═══ Document

Women in Leadership and Equipment Finance at Oakmont Capital Services
“I also cannot forget to acknowledge the women that paved the way before me to allow women to have a voice and successful careers in our society. There is much more work to be done, but we can all carry the torch and lift others up to continue to move in the right direction.“
– Kayla Perlinger, CLFP & VP Syndications
Diversity, equity, and inclusion are crucial for any organization to thrive. According to Forbes and a recent LinkedIn article, workplaces that embrace and employ diverse team members see increased levels of productivity, collaboration amongst coworkers, and a higher level of interest from prospective job candidates.
The leasing and loan sector is an emerging champion of this initiative. The Equipment Leasing and Finance Association (or ELFA), for example, not only has an ELFA Equality Committee focused on fostering an inclusive environment, but they’ve created a tool kit that fellow industry professionals can defer to as a guide on best practices. In November 2022, they also held the industry’s first Equity Forum in D.C.
Oakmont Capital Services is proud to have 13 female finance professionals serving in leadership roles throughout the organization. Their varying perspectives, industry experiences, and more have contributed to the success of their teams.
These 13 leaders include:
- Megan Zoba, OCS Founder and VP Documentation & Funding
- Kayla Perlinger, CLFP and VP Syndications
- Mikki Henkelman, CLFP and VP Credit & Risk
- Keara M Piekanski, MBA and Director of Marketing
- Tracey Elfering, CLFP and Documentation & Titling Manager
- Jen Foulds, CLFP and Funding Manager
- Sarah Olmscheid, Customer Service Manager
- Elise Linn, CLFP and Sales Manager
- Tatum Noreen, CLFP and Inside Sales Manager
- Tracy Schneider, CLFP and Finance Coordinator Supervisor
- Jodie Schimek, CLFP and Credit Supervisor
- Trista Stangler, Titling Supervisor
- Sara Birr, Documentation Supervisor
We sat down for a round table discussion where they each shared their experiences in the equipment finance industry, at OCS, and as a woman in the workplace. We asked the tough questions (and a few fun ones) with the hope of understanding their perspectives, in addition to gleaning guidance for up-and-coming professionals. Enjoy!
Q&A with Oakmont Capital Services’ Women in Leadership
Q: How long have you worked in the equipment finance industry?
Linn: I’ve been in the industry for 22 years.
Olmscheid: 23 years for me.
Elfering: Me, too!
Foulds: Just over 12 years.
Perlinger: 11 years.
Birr: It will be 11 years for me, too, this year.
Stangler: 10 years.
Piekanski: Just over 4 years.
Schneider: I started in 2015, so not quite 8 years.
Noreen: I have been in the industry for 7.5 years.
Zoba: 31 years.
Schimek: 2 years for me.
Henkelman: Megan wins! This is only my 16th year in the industry (yes, I started when I was just a baby!).
Q: How did you each get your start in the industry?
Elfering: I randomly stopped at a local Albany bank to fill out a job application. I was given an interview on the spot and was hired that day (and have LOVED the leasing world ever since).
Henkelman: I also stumbled into it – after college – but I’ve been fortunate to stay since. We always joke that it is an industry that once you’re in, you just can’t (or don’t want to?) leave!

══════
═══ Collected material

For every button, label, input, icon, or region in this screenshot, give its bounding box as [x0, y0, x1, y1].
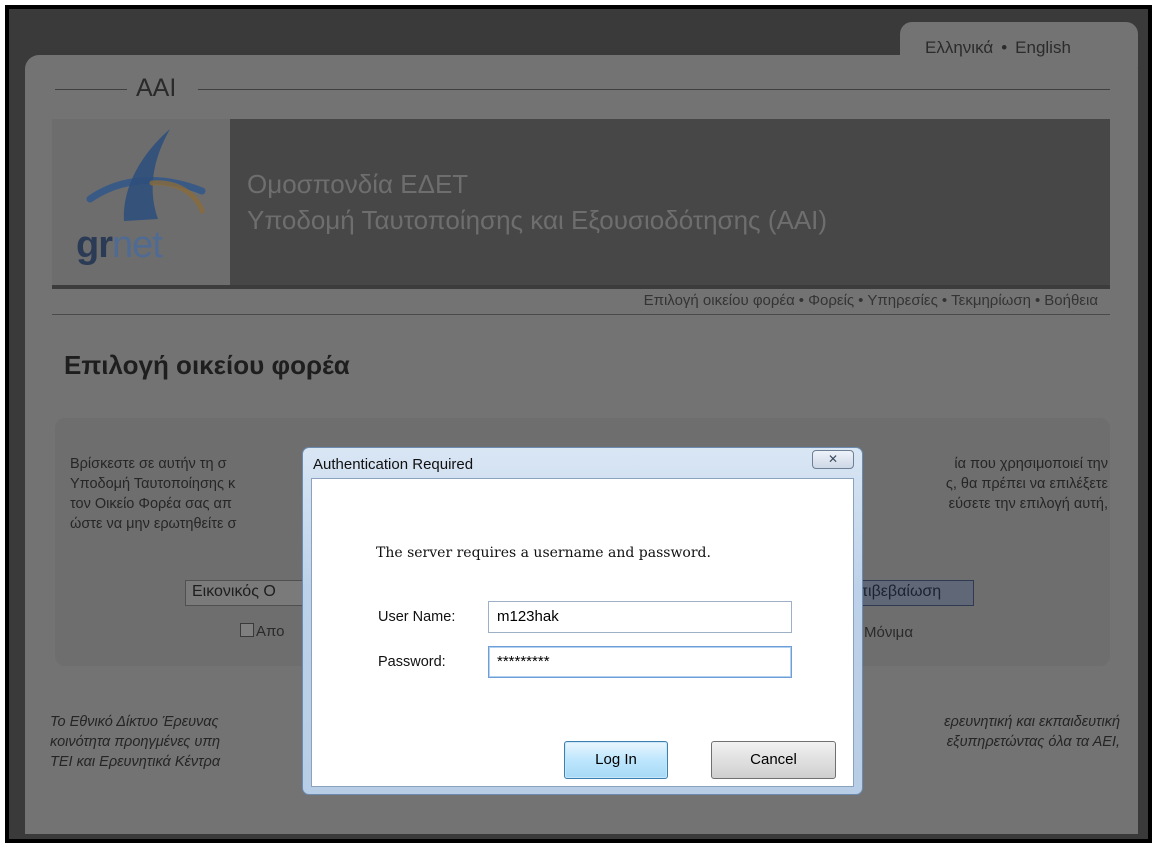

══════

### Your goal
Copy from the Oakmont Capital Services women in leadership article the passage starting with "Linn: I’ve been" and going on through "Stangler: 10 years.", keeping every word as it appears there.

### Task answer
Linn: I’ve been in the industry for 22 years.
Olmscheid: 23 years for me.
Elfering: Me, too!
Foulds: Just over 12 years.
Perlinger: 11 years.
Birr: It will be 11 years for me, too, this year.
Stangler: 10 years.